### RECORDS FOR THIS TASK

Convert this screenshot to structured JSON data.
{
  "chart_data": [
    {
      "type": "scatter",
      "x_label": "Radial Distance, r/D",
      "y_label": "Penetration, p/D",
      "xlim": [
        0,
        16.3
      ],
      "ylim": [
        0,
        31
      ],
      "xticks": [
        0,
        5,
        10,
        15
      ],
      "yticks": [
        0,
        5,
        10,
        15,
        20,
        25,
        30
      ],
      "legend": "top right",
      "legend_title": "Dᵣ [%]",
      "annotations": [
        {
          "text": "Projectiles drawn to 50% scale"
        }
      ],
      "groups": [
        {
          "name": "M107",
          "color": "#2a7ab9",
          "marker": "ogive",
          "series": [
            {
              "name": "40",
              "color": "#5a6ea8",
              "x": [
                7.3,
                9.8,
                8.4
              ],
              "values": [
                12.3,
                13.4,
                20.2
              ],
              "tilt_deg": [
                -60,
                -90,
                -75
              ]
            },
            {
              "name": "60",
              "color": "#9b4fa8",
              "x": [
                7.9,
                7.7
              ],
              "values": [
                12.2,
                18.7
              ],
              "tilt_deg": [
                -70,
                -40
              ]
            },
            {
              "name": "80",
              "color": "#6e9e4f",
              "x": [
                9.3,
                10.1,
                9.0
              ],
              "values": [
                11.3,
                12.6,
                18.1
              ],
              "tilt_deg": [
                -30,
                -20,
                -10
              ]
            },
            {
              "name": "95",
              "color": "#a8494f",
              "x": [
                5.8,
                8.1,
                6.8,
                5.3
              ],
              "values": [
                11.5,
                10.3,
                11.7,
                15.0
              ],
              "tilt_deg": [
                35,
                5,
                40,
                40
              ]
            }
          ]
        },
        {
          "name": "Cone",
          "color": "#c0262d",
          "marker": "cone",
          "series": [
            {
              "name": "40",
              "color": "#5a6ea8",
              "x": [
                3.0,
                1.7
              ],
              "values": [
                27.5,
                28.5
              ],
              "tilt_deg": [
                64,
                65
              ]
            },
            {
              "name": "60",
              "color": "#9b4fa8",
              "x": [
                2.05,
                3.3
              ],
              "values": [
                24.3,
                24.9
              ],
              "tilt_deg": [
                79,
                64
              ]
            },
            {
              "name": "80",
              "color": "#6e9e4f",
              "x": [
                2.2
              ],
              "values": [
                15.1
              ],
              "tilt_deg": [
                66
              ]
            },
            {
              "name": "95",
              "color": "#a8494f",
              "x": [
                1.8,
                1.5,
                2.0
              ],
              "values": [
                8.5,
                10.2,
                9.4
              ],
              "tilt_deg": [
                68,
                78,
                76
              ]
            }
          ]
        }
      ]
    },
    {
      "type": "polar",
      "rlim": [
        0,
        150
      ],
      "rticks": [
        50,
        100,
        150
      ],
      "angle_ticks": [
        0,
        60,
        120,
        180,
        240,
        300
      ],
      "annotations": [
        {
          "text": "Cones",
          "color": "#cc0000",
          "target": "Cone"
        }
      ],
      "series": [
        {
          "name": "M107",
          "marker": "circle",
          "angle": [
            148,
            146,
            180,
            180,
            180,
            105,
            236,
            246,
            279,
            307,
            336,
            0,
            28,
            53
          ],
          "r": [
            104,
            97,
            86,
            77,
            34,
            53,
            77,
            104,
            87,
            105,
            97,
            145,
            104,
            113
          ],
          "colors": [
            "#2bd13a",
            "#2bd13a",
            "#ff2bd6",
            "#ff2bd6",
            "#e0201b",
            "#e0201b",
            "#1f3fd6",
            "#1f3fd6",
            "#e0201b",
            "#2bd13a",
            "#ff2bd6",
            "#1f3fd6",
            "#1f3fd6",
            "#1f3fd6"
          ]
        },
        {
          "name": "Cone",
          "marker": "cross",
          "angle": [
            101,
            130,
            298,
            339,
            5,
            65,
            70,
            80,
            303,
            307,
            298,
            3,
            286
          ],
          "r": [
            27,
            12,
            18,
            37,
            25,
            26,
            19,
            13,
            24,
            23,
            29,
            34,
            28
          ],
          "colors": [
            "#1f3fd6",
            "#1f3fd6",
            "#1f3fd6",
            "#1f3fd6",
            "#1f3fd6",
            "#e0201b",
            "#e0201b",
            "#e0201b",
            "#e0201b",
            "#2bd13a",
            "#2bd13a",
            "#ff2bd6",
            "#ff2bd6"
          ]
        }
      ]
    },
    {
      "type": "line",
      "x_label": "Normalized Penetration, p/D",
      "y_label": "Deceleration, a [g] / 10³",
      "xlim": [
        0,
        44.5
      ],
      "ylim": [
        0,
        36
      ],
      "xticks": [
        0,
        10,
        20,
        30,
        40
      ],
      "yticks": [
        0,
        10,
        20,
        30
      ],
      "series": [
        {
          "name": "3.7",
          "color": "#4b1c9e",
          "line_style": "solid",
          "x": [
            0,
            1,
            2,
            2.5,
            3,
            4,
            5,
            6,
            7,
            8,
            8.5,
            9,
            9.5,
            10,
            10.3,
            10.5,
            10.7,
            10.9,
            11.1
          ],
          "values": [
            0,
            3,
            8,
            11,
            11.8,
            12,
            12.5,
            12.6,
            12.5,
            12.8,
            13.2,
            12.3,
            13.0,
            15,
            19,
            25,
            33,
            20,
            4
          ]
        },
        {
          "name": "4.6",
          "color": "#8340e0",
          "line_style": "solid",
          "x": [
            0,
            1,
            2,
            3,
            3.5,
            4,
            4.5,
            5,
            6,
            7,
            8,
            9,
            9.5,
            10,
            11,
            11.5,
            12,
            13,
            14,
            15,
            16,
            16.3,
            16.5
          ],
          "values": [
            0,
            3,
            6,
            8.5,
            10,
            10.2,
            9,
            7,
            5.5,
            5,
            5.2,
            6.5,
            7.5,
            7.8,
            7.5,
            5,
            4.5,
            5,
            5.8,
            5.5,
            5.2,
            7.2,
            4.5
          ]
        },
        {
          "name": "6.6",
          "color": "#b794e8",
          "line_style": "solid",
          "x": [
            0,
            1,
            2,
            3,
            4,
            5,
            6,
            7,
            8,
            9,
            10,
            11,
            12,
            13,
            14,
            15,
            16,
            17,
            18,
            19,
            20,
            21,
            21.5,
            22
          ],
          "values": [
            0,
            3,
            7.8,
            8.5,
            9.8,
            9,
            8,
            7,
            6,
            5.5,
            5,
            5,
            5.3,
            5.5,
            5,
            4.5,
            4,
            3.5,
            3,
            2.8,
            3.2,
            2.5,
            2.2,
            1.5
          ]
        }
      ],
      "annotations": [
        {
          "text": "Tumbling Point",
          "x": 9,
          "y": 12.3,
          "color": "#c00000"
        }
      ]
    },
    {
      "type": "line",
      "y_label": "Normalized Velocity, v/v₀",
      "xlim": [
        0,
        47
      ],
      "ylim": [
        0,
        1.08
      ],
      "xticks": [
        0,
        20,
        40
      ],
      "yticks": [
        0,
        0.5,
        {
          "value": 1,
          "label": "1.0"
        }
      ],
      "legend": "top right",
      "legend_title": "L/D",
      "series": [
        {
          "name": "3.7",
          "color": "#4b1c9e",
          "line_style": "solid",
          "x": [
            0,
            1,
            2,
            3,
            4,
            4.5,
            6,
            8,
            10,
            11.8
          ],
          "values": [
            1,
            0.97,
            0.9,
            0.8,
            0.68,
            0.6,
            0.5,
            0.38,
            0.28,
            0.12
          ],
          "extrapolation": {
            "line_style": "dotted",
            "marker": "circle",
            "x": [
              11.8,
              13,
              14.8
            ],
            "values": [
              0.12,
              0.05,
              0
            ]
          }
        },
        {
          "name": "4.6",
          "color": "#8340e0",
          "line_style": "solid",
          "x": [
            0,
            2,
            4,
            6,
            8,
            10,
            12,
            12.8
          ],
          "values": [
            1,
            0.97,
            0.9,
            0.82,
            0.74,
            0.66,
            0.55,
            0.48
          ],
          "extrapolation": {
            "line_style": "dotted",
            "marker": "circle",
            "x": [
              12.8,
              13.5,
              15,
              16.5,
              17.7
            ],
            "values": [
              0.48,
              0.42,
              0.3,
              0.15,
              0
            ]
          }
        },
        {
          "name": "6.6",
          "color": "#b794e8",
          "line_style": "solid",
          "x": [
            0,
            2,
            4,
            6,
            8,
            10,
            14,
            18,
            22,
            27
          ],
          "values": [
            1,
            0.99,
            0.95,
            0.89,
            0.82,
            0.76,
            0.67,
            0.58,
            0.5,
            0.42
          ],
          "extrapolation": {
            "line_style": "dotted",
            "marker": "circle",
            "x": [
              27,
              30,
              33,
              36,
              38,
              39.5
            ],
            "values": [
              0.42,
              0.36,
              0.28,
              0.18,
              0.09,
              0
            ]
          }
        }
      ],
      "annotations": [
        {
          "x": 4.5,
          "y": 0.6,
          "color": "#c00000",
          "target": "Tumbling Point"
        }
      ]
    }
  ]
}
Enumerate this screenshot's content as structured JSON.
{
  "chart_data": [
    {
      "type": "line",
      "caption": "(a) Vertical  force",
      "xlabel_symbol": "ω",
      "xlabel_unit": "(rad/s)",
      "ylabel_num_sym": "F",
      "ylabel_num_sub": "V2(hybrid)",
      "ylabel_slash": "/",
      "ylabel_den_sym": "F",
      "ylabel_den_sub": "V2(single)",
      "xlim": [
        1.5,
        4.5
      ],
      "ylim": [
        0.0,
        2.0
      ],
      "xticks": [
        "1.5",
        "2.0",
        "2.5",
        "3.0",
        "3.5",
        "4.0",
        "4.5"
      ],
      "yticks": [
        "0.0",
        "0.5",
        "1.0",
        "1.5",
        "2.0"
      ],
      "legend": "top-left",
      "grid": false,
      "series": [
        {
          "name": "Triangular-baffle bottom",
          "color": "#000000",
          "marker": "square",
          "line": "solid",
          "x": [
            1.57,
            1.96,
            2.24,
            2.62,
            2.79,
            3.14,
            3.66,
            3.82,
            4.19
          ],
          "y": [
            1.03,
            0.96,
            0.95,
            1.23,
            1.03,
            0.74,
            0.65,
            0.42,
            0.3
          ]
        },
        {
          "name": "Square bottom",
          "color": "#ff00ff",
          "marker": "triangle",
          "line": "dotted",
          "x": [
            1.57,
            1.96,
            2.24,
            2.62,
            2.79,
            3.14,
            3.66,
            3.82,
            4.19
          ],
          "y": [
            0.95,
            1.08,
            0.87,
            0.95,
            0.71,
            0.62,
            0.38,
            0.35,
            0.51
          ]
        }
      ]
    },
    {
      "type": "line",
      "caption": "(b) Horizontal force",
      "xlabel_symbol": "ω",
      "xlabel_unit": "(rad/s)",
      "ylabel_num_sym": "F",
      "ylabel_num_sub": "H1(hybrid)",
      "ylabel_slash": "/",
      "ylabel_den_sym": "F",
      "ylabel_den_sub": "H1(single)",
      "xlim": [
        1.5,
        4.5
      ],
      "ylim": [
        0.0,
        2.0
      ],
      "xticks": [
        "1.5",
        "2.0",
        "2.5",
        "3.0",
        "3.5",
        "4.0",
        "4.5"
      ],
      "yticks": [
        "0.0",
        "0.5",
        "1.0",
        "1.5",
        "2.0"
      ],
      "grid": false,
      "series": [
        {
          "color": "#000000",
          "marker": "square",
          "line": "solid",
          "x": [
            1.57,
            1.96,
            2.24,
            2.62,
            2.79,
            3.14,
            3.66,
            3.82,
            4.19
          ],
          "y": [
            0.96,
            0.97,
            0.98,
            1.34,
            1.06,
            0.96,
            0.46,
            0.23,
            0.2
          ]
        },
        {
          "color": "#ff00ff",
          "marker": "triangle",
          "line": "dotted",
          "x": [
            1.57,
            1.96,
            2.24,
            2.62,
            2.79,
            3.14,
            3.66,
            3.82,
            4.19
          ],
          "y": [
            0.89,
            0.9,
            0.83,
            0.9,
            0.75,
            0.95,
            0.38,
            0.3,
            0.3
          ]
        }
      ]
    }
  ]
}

### WHAT TO WORK ON
Check each line of the data above for the string "structured" and report only how many lines have it.

### COMPLETED EXERCISE
2